#### What the exercise asks:
Write out the data in full, exactly as shown.
[[ Study material, beginning ]]
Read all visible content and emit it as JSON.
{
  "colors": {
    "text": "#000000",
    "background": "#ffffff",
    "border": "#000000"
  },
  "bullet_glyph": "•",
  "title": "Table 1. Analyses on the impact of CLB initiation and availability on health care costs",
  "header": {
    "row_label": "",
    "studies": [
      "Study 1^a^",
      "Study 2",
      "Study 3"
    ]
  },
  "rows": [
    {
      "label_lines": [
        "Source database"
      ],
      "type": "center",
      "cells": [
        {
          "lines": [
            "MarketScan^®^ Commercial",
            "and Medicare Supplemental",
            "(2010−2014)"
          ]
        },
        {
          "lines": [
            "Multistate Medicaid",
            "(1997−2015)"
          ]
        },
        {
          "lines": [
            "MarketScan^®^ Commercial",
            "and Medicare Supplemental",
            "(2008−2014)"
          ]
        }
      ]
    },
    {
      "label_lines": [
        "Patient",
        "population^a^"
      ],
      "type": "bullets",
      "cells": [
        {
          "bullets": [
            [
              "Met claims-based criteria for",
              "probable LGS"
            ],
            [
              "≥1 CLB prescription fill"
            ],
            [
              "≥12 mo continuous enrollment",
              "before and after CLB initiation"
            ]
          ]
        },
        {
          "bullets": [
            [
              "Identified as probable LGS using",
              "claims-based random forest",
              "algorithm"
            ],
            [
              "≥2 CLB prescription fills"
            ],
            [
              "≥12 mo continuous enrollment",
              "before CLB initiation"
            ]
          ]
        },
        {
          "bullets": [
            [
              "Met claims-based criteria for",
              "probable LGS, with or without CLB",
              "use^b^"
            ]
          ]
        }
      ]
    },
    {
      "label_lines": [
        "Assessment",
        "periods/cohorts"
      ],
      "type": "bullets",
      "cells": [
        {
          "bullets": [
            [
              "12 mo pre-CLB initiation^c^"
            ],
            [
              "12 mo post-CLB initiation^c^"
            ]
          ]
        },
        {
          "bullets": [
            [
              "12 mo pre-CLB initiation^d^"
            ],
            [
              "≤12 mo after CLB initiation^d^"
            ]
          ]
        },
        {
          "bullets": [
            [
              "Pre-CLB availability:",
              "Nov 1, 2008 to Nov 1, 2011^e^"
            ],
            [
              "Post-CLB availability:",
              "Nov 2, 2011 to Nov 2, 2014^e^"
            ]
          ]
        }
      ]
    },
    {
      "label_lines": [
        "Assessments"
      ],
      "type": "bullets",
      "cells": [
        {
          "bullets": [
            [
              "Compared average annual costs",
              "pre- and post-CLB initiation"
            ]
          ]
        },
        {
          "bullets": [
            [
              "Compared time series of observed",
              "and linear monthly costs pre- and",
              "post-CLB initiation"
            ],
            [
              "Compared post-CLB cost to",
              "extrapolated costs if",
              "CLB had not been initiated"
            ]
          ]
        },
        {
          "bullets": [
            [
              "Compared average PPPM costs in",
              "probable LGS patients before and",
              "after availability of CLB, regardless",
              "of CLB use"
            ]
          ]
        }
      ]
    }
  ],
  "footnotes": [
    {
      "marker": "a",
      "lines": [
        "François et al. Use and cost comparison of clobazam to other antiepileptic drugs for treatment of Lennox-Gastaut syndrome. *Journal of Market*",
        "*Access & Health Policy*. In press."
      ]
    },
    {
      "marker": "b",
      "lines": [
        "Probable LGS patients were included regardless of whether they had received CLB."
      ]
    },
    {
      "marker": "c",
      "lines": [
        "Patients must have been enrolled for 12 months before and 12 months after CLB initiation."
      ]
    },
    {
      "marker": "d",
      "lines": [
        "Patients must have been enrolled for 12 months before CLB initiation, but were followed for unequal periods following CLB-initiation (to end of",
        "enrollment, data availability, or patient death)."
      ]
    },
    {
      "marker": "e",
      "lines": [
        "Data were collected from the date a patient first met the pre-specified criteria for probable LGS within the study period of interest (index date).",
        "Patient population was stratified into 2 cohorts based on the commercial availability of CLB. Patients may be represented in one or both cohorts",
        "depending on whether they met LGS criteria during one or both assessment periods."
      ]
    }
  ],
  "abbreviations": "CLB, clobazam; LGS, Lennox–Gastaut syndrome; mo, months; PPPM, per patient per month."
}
[[ Study material, end ]]
#### Output for this exercise:
Read all visible content and emit it as JSON.
{
  "colors": {
    "text": "#000000",
    "background": "#ffffff",
    "border": "#000000"
  },
  "bullet_glyph": "•",
  "title": "Table 1. Analyses on the impact of CLB initiation and availability on health care costs",
  "header": {
    "row_label": "",
    "studies": [
      "Study 1^a^",
      "Study 2",
      "Study 3"
    ]
  },
  "rows": [
    {
      "label_lines": [
        "Source database"
      ],
      "type": "center",
      "cells": [
        {
          "lines": [
            "MarketScan^®^ Commercial",
            "and Medicare Supplemental",
            "(2010−2014)"
          ]
        },
        {
          "lines": [
            "Multistate Medicaid",
            "(1997−2015)"
          ]
        },
        {
          "lines": [
            "MarketScan^®^ Commercial",
            "and Medicare Supplemental",
            "(2008−2014)"
          ]
        }
      ]
    },
    {
      "label_lines": [
        "Patient",
        "population^a^"
      ],
      "type": "bullets",
      "cells": [
        {
          "bullets": [
            [
              "Met claims-based criteria for",
              "probable LGS"
            ],
            [
              "≥1 CLB prescription fill"
            ],
            [
              "≥12 mo continuous enrollment",
              "before and after CLB initiation"
            ]
          ]
        },
        {
          "bullets": [
            [
              "Identified as probable LGS using",
              "claims-based random forest",
              "algorithm"
            ],
            [
              "≥2 CLB prescription fills"
            ],
            [
              "≥12 mo continuous enrollment",
              "before CLB initiation"
            ]
          ]
        },
        {
          "bullets": [
            [
              "Met claims-based criteria for",
              "probable LGS, with or without CLB",
              "use^b^"
            ]
          ]
        }
      ]
    },
    {
      "label_lines": [
        "Assessment",
        "periods/cohorts"
      ],
      "type": "bullets",
      "cells": [
        {
          "bullets": [
            [
              "12 mo pre-CLB initiation^c^"
            ],
            [
              "12 mo post-CLB initiation^c^"
            ]
          ]
        },
        {
          "bullets": [
            [
              "12 mo pre-CLB initiation^d^"
            ],
            [
              "≤12 mo after CLB initiation^d^"
            ]
          ]
        },
        {
          "bullets": [
            [
              "Pre-CLB availability:",
              "Nov 1, 2008 to Nov 1, 2011^e^"
            ],
            [
              "Post-CLB availability:",
              "Nov 2, 2011 to Nov 2, 2014^e^"
            ]
          ]
        }
      ]
    },
    {
      "label_lines": [
        "Assessments"
      ],
      "type": "bullets",
      "cells": [
        {
          "bullets": [
            [
              "Compared average annual costs",
              "pre- and post-CLB initiation"
            ]
          ]
        },
        {
          "bullets": [
            [
              "Compared time series of observed",
              "and linear monthly costs pre- and",
              "post-CLB initiation"
            ],
            [
              "Compared post-CLB cost to",
              "extrapolated costs if",
              "CLB had not been initiated"
            ]
          ]
        },
        {
          "bullets": [
            [
              "Compared average PPPM costs in",
              "probable LGS patients before and",
              "after availability of CLB, regardless",
              "of CLB use"
            ]
          ]
        }
      ]
    }
  ],
  "footnotes": [
    {
      "marker": "a",
      "lines": [
        "François et al. Use and cost comparison of clobazam to other antiepileptic drugs for treatment of Lennox-Gastaut syndrome. *Journal of Market*",
        "*Access & Health Policy*. In press."
      ]
    },
    {
      "marker": "b",
      "lines": [
        "Probable LGS patients were included regardless of whether they had received CLB."
      ]
    },
    {
      "marker": "c",
      "lines": [
        "Patients must have been enrolled for 12 months before and 12 months after CLB initiation."
      ]
    },
    {
      "marker": "d",
      "lines": [
        "Patients must have been enrolled for 12 months before CLB initiation, but were followed for unequal periods following CLB-initiation (to end of",
        "enrollment, data availability, or patient death)."
      ]
    },
    {
      "marker": "e",
      "lines": [
        "Data were collected from the date a patient first met the pre-specified criteria for probable LGS within the study period of interest (index date).",
        "Patient population was stratified into 2 cohorts based on the commercial availability of CLB. Patients may be represented in one or both cohorts",
        "depending on whether they met LGS criteria during one or both assessment periods."
      ]
    }
  ],
  "abbreviations": "CLB, clobazam; LGS, Lennox–Gastaut syndrome; mo, months; PPPM, per patient per month."
}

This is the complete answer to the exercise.